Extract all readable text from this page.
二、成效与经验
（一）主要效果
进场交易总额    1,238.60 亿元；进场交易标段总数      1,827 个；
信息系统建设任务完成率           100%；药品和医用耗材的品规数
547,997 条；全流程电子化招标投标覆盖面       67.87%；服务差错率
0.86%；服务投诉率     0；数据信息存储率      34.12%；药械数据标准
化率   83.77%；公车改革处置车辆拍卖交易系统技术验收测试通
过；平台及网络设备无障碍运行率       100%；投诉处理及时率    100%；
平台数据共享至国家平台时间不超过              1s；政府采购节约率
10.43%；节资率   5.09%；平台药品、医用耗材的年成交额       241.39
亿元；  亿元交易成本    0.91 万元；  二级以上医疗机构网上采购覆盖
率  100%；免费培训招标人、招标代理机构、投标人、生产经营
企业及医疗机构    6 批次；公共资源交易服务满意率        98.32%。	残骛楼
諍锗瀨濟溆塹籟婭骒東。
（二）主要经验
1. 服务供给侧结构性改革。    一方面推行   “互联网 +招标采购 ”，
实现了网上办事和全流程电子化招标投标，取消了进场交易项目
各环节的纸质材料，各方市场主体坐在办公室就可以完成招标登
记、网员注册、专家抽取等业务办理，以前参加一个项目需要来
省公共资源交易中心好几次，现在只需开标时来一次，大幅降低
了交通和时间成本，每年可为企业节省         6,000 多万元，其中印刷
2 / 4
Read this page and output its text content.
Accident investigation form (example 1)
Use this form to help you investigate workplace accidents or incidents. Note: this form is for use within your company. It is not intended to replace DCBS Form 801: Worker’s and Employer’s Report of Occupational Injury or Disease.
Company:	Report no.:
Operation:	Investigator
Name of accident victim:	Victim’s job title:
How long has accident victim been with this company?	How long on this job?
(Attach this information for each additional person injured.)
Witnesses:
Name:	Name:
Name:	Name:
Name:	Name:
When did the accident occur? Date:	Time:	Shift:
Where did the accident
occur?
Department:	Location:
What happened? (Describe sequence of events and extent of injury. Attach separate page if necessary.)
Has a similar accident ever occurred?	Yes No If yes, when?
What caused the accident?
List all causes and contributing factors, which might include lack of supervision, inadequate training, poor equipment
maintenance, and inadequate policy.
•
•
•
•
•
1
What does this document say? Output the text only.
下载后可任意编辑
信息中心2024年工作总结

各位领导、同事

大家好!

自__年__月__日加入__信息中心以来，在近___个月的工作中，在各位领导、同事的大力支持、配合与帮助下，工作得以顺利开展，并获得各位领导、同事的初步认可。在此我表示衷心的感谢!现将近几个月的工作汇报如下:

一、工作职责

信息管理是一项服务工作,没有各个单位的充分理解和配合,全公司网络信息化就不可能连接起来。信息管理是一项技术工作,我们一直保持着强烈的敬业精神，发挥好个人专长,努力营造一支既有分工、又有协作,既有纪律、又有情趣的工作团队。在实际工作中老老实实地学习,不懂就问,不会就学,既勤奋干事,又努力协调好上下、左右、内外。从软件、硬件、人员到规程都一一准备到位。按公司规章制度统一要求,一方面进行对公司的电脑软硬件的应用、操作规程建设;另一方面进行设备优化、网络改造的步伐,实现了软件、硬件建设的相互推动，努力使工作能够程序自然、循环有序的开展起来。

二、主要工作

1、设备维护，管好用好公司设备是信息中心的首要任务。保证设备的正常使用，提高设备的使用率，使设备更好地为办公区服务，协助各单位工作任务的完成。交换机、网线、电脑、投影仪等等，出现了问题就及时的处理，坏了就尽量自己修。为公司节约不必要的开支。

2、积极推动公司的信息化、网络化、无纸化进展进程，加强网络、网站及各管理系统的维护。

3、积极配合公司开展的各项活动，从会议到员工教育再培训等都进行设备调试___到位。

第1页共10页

* * *

_Required task_
Say how many lines in this material hold "text", and say nothing else.

_Task output_
3